▸ **What you will do**:
Find the string "муниципальных" in the data, then copy every line where it is found.
__________
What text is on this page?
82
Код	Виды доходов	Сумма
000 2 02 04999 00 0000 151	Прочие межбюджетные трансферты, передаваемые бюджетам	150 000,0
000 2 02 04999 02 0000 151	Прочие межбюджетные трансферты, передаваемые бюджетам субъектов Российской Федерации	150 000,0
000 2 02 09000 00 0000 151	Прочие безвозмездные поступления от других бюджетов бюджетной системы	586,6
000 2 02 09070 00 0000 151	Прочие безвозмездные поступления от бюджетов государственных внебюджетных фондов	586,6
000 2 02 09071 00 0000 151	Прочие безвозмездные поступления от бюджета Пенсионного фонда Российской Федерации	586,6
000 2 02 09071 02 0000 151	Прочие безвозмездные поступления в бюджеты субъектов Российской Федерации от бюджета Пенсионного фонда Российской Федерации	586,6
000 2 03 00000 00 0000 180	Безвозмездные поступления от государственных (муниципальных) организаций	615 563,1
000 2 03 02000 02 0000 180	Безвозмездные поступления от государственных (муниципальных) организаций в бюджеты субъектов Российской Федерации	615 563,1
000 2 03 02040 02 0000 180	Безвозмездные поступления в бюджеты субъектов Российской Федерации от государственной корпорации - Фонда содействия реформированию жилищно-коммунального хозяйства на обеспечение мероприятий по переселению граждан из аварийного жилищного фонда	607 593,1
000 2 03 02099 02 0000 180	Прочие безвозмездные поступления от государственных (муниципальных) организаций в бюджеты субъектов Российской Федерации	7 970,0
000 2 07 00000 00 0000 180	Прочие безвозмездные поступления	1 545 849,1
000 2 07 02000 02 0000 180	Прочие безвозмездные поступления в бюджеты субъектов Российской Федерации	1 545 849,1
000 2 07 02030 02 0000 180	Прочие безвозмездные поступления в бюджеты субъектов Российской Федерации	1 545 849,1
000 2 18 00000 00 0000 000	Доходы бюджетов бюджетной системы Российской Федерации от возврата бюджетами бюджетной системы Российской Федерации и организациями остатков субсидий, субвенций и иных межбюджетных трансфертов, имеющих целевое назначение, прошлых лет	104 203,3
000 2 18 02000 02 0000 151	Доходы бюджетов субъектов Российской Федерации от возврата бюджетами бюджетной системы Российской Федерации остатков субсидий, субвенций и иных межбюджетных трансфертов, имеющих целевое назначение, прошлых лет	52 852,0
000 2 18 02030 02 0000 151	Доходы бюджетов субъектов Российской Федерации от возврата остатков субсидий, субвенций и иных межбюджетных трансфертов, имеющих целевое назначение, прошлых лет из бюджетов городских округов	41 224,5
__________
▸ **Full output**:
000 2 03 00000 00 0000 180	Безвозмездные поступления от государственных (муниципальных) организаций	615 563,1
000 2 03 02000 02 0000 180	Безвозмездные поступления от государственных (муниципальных) организаций в бюджеты субъектов Российской Федерации	615 563,1
000 2 03 02099 02 0000 180	Прочие безвозмездные поступления от государственных (муниципальных) организаций в бюджеты субъектов Российской Федерации	7 970,0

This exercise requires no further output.